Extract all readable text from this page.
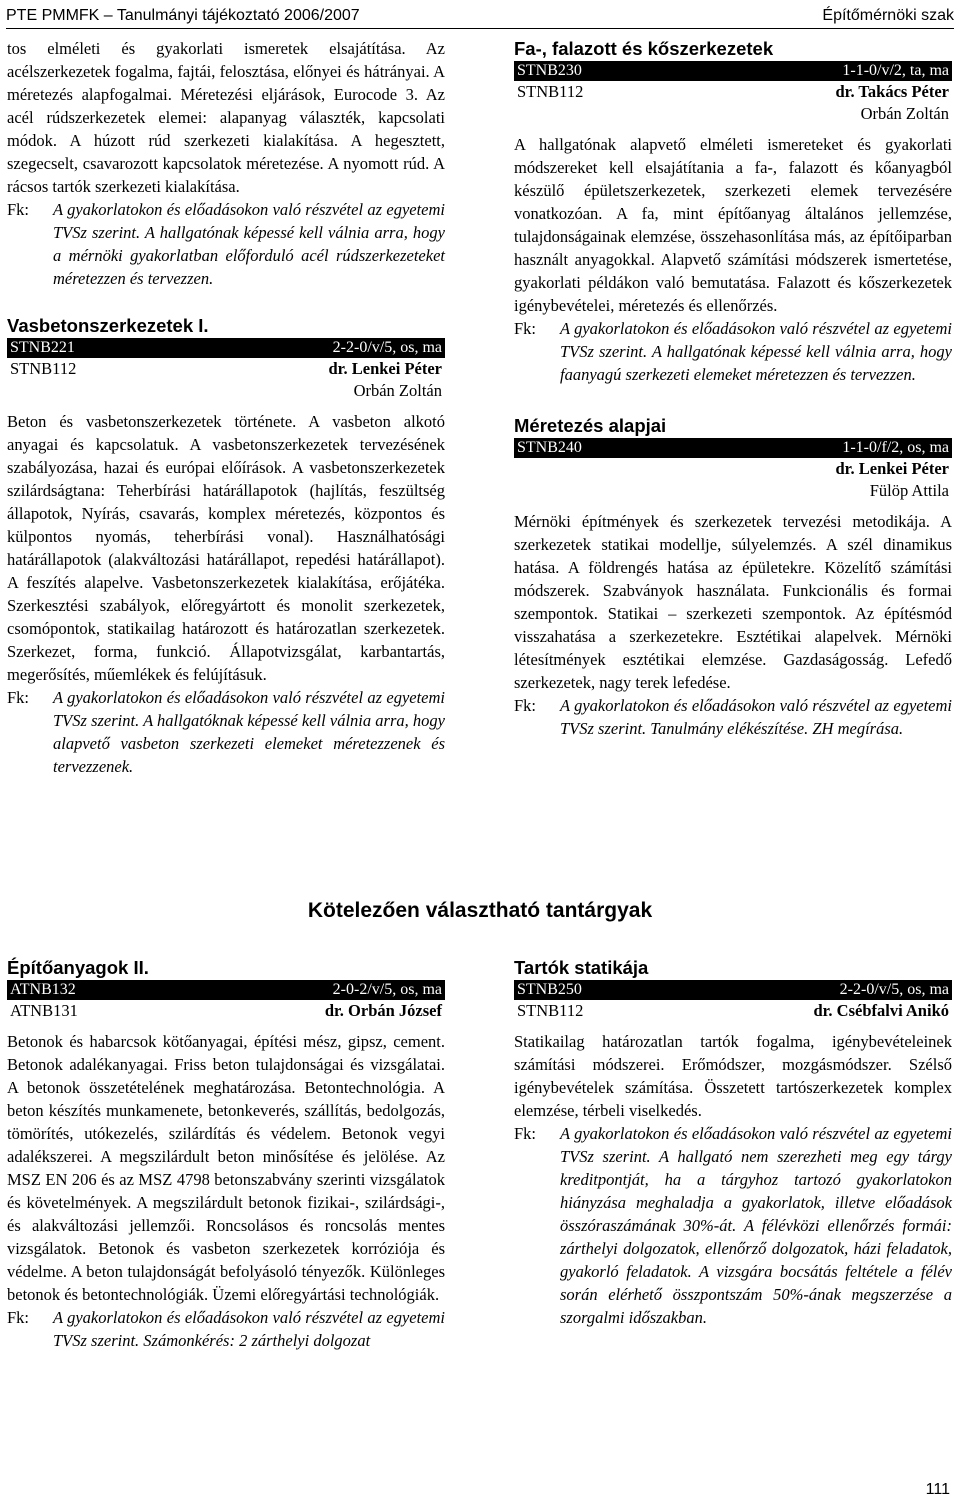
PTE PMMFK – Tanulmányi tájékoztató 2006/2007	Építőmérnöki szak

tos elméleti és gyakorlati ismeretek elsajátítása. Az acélszerkezetek fogalma, fajtái, felosztása, előnyei és hátrányai. A méretezés alapfogalmai. Méretezési eljárások, Eurocode 3. Az acél rúdszerkezetek elemei: alapanyag választék, kapcsolati módok. A húzott rúd szerkezeti kialakítása. A hegesztett, szegecselt, csavarozott kapcsolatok méretezése. A nyomott rúd. A rácsos tartók szerkezeti kialakítása.

Fk:	A gyakorlatokon és előadásokon való részvétel az egyetemi TVSz szerint. A hallgatónak képessé kell válnia arra, hogy a mérnöki gyakorlatban előforduló acél rúdszerkezeteket méretezzen és tervezzen.
Vasbetonszerkezetek I.
STNB221	2-2-0/v/5, os, ma
STNB112	dr. Lenkei Péter
Orbán Zoltán

Beton és vasbetonszerkezetek története. A vasbeton alkotó anyagai és kapcsolatuk. A vasbetonszerkezetek tervezésének szabályozása, hazai és európai előírások. A vasbetonszerkezetek szilárdságtana: Teherbírási határállapotok (hajlítás, feszültség állapotok, Nyírás, csavarás, komplex méretezés, központos és külpontos nyomás, teherbírási vonal). Használhatósági határállapotok (alakváltozási határállapot, repedési határállapot). A feszítés alapelve. Vasbetonszerkezetek kialakítása, erőjátéka. Szerkesztési szabályok, előregyártott és monolit szerkezetek, csomópontok, statikailag határozott és határozatlan szerkezetek. Szerkezet, forma, funkció. Állapotvizsgálat, karbantartás, megerősítés, műemlékek és felújításuk.

Fk:	A gyakorlatokon és előadásokon való részvétel az egyetemi TVSz szerint. A hallgatóknak képessé kell válnia arra, hogy alapvető vasbeton szerkezeti elemeket méretezzenek és tervezzenek.
Fa-, falazott és kőszerkezetek
STNB230	1-1-0/v/2, ta, ma
STNB112	dr. Takács Péter
Orbán Zoltán

A hallgatónak alapvető elméleti ismereteket és gyakorlati módszereket kell elsajátítania a fa-, falazott és kőanyagból készülő épületszerkezetek, szerkezeti elemek tervezésére vonatkozóan. A fa, mint építőanyag általános jellemzése, tulajdonságainak elemzése, összehasonlítása más, az építőiparban használt anyagokkal. Alapvető számítási módszerek ismertetése, gyakorlati példákon való bemutatása. Falazott és kőszerkezetek igénybevételei, méretezés és ellenőrzés.

Fk:	A gyakorlatokon és előadásokon való részvétel az egyetemi TVSz szerint. A hallgatónak képessé kell válnia arra, hogy faanyagú szerkezeti elemeket méretezzen és tervezzen.
Méretezés alapjai
STNB240	1-1-0/f/2, os, ma
dr. Lenkei Péter
Fülöp Attila

Mérnöki építmények és szerkezetek tervezési metodikája. A szerkezetek statikai modellje, súlyelemzés. A szél dinamikus hatása. A földrengés hatása az épületekre. Közelítő számítási módszerek. Szabványok használata. Funkcionális és formai szempontok. Statikai – szerkezeti szempontok. Az építésmód visszahatása a szerkezetekre. Esztétikai alapelvek. Mérnöki létesítmények esztétikai elemzése. Gazdaságosság. Lefedő szerkezetek, nagy terek lefedése.

Fk:	A gyakorlatokon és előadásokon való részvétel az egyetemi TVSz szerint. Tanulmány elékészítése. ZH megírása.
Kötelezően választható tantárgyak
Építőanyagok II.
ATNB132	2-0-2/v/5, os, ma
ATNB131	dr. Orbán József

Betonok és habarcsok kötőanyagai, építési mész, gipsz, cement. Betonok adalékanyagai. Friss beton tulajdonságai és vizsgálatai. A betonok összetételének meghatározása. Betontechnológia. A beton készítés munkamenete, betonkeverés, szállítás, bedolgozás, tömörítés, utókezelés, szilárdítás és védelem. Betonok vegyi adalékszerei. A megszilárdult beton minősítése és jelölése. Az MSZ EN 206 és az MSZ 4798 betonszabvány szerinti vizsgálatok és követelmények. A megszilárdult betonok fizikai-, szilárdsági-, és alakváltozási jellemzői. Roncsolásos és roncsolás mentes vizsgálatok. Betonok és vasbeton szerkezetek korróziója és védelme. A beton tulajdonságát befolyásoló tényezők. Különleges betonok és betontechnológiák. Üzemi előregyártási technológiák.

Fk:	A gyakorlatokon és előadásokon való részvétel az egyetemi TVSz szerint. Számonkérés: 2 zárthelyi dolgozat
Tartók statikája
STNB250	2-2-0/v/5, os, ma
STNB112	dr. Csébfalvi Anikó

Statikailag határozatlan tartók fogalma, igénybevételeinek számítási módszerei. Erőmódszer, mozgásmódszer. Szélső igénybevételek számítása. Összetett tartószerkezetek komplex elemzése, térbeli viselkedés.

Fk:	A gyakorlatokon és előadásokon való részvétel az egyetemi TVSz szerint. A hallgató nem szerezheti meg egy tárgy kreditpontját, ha a tárgyhoz tartozó gyakorlatokon hiányzása meghaladja a gyakorlatok, illetve előadások összóraszámának 30%-át. A félévközi ellenőrzés formái: zárthelyi dolgozatok, ellenőrző dolgozatok, házi feladatok, gyakorló feladatok. A vizsgára bocsátás feltétele a félév során elérhető összpontszám 50%-ának megszerzése a szorgalmi időszakban.
111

| TASK DIRECTIONS |
The entries above are to be returned exactly, without their pictures.

| ANSWER IN FULL |
Extract all readable text from this page.
PTE PMMFK – Tanulmányi tájékoztató 2006/2007	Építőmérnöki szak

tos elméleti és gyakorlati ismeretek elsajátítása. Az acélszerkezetek fogalma, fajtái, felosztása, előnyei és hátrányai. A méretezés alapfogalmai. Méretezési eljárások, Eurocode 3. Az acél rúdszerkezetek elemei: alapanyag választék, kapcsolati módok. A húzott rúd szerkezeti kialakítása. A hegesztett, szegecselt, csavarozott kapcsolatok méretezése. A nyomott rúd. A rácsos tartók szerkezeti kialakítása.

Fk:	A gyakorlatokon és előadásokon való részvétel az egyetemi TVSz szerint. A hallgatónak képessé kell válnia arra, hogy a mérnöki gyakorlatban előforduló acél rúdszerkezeteket méretezzen és tervezzen.
Vasbetonszerkezetek I.
STNB221	2-2-0/v/5, os, ma
STNB112	dr. Lenkei Péter
Orbán Zoltán

Beton és vasbetonszerkezetek története. A vasbeton alkotó anyagai és kapcsolatuk. A vasbetonszerkezetek tervezésének szabályozása, hazai és európai előírások. A vasbetonszerkezetek szilárdságtana: Teherbírási határállapotok (hajlítás, feszültség állapotok, Nyírás, csavarás, komplex méretezés, központos és külpontos nyomás, teherbírási vonal). Használhatósági határállapotok (alakváltozási határállapot, repedési határállapot). A feszítés alapelve. Vasbetonszerkezetek kialakítása, erőjátéka. Szerkesztési szabályok, előregyártott és monolit szerkezetek, csomópontok, statikailag határozott és határozatlan szerkezetek. Szerkezet, forma, funkció. Állapotvizsgálat, karbantartás, megerősítés, műemlékek és felújításuk.

Fk:	A gyakorlatokon és előadásokon való részvétel az egyetemi TVSz szerint. A hallgatóknak képessé kell válnia arra, hogy alapvető vasbeton szerkezeti elemeket méretezzenek és tervezzenek.
Fa-, falazott és kőszerkezetek
STNB230	1-1-0/v/2, ta, ma
STNB112	dr. Takács Péter
Orbán Zoltán

A hallgatónak alapvető elméleti ismereteket és gyakorlati módszereket kell elsajátítania a fa-, falazott és kőanyagból készülő épületszerkezetek, szerkezeti elemek tervezésére vonatkozóan. A fa, mint építőanyag általános jellemzése, tulajdonságainak elemzése, összehasonlítása más, az építőiparban használt anyagokkal. Alapvető számítási módszerek ismertetése, gyakorlati példákon való bemutatása. Falazott és kőszerkezetek igénybevételei, méretezés és ellenőrzés.

Fk:	A gyakorlatokon és előadásokon való részvétel az egyetemi TVSz szerint. A hallgatónak képessé kell válnia arra, hogy faanyagú szerkezeti elemeket méretezzen és tervezzen.
Méretezés alapjai
STNB240	1-1-0/f/2, os, ma
dr. Lenkei Péter
Fülöp Attila

Mérnöki építmények és szerkezetek tervezési metodikája. A szerkezetek statikai modellje, súlyelemzés. A szél dinamikus hatása. A földrengés hatása az épületekre. Közelítő számítási módszerek. Szabványok használata. Funkcionális és formai szempontok. Statikai – szerkezeti szempontok. Az építésmód visszahatása a szerkezetekre. Esztétikai alapelvek. Mérnöki létesítmények esztétikai elemzése. Gazdaságosság. Lefedő szerkezetek, nagy terek lefedése.

Fk:	A gyakorlatokon és előadásokon való részvétel az egyetemi TVSz szerint. Tanulmány elékészítése. ZH megírása.
Kötelezően választható tantárgyak
Építőanyagok II.
ATNB132	2-0-2/v/5, os, ma
ATNB131	dr. Orbán József

Betonok és habarcsok kötőanyagai, építési mész, gipsz, cement. Betonok adalékanyagai. Friss beton tulajdonságai és vizsgálatai. A betonok összetételének meghatározása. Betontechnológia. A beton készítés munkamenete, betonkeverés, szállítás, bedolgozás, tömörítés, utókezelés, szilárdítás és védelem. Betonok vegyi adalékszerei. A megszilárdult beton minősítése és jelölése. Az MSZ EN 206 és az MSZ 4798 betonszabvány szerinti vizsgálatok és követelmények. A megszilárdult betonok fizikai-, szilárdsági-, és alakváltozási jellemzői. Roncsolásos és roncsolás mentes vizsgálatok. Betonok és vasbeton szerkezetek korróziója és védelme. A beton tulajdonságát befolyásoló tényezők. Különleges betonok és betontechnológiák. Üzemi előregyártási technológiák.

Fk:	A gyakorlatokon és előadásokon való részvétel az egyetemi TVSz szerint. Számonkérés: 2 zárthelyi dolgozat
Tartók statikája
STNB250	2-2-0/v/5, os, ma
STNB112	dr. Csébfalvi Anikó

Statikailag határozatlan tartók fogalma, igénybevételeinek számítási módszerei. Erőmódszer, mozgásmódszer. Szélső igénybevételek számítása. Összetett tartószerkezetek komplex elemzése, térbeli viselkedés.

Fk:	A gyakorlatokon és előadásokon való részvétel az egyetemi TVSz szerint. A hallgató nem szerezheti meg egy tárgy kreditpontját, ha a tárgyhoz tartozó gyakorlatokon hiányzása meghaladja a gyakorlatok, illetve előadások összóraszámának 30%-át. A félévközi ellenőrzés formái: zárthelyi dolgozatok, ellenőrző dolgozatok, házi feladatok, gyakorló feladatok. A vizsgára bocsátás feltétele a félév során elérhető összpontszám 50%-ának megszerzése a szorgalmi időszakban.
111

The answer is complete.